--- start of Exercise input ---
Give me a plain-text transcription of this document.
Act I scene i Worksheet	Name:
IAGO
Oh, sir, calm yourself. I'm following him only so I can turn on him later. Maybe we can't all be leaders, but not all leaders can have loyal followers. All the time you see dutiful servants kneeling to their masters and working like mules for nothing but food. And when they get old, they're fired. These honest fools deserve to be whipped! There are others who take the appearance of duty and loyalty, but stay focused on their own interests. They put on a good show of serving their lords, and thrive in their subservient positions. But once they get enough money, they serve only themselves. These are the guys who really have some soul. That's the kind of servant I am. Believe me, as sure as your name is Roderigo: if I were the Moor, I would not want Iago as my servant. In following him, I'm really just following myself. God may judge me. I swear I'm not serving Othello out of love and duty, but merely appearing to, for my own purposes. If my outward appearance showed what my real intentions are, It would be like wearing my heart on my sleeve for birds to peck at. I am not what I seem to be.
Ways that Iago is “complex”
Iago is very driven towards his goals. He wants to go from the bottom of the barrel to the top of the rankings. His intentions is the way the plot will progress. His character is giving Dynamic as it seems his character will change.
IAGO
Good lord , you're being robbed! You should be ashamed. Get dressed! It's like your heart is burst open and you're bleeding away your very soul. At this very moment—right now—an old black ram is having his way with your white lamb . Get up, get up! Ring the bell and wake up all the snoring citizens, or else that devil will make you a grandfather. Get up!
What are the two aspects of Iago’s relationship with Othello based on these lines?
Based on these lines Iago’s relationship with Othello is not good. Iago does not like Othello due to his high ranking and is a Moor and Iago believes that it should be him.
--- end of Exercise input ---
◆ What you have to do ◆
Using the entries above, please restate each one word for word.

◆ The output ◆
Give me a plain-text transcription of this document.
Act I scene i Worksheet	Name:
IAGO
Oh, sir, calm yourself. I'm following him only so I can turn on him later. Maybe we can't all be leaders, but not all leaders can have loyal followers. All the time you see dutiful servants kneeling to their masters and working like mules for nothing but food. And when they get old, they're fired. These honest fools deserve to be whipped! There are others who take the appearance of duty and loyalty, but stay focused on their own interests. They put on a good show of serving their lords, and thrive in their subservient positions. But once they get enough money, they serve only themselves. These are the guys who really have some soul. That's the kind of servant I am. Believe me, as sure as your name is Roderigo: if I were the Moor, I would not want Iago as my servant. In following him, I'm really just following myself. God may judge me. I swear I'm not serving Othello out of love and duty, but merely appearing to, for my own purposes. If my outward appearance showed what my real intentions are, It would be like wearing my heart on my sleeve for birds to peck at. I am not what I seem to be.
Ways that Iago is “complex”
Iago is very driven towards his goals. He wants to go from the bottom of the barrel to the top of the rankings. His intentions is the way the plot will progress. His character is giving Dynamic as it seems his character will change.
IAGO
Good lord , you're being robbed! You should be ashamed. Get dressed! It's like your heart is burst open and you're bleeding away your very soul. At this very moment—right now—an old black ram is having his way with your white lamb . Get up, get up! Ring the bell and wake up all the snoring citizens, or else that devil will make you a grandfather. Get up!
What are the two aspects of Iago’s relationship with Othello based on these lines?
Based on these lines Iago’s relationship with Othello is not good. Iago does not like Othello due to his high ranking and is a Moor and Iago believes that it should be him.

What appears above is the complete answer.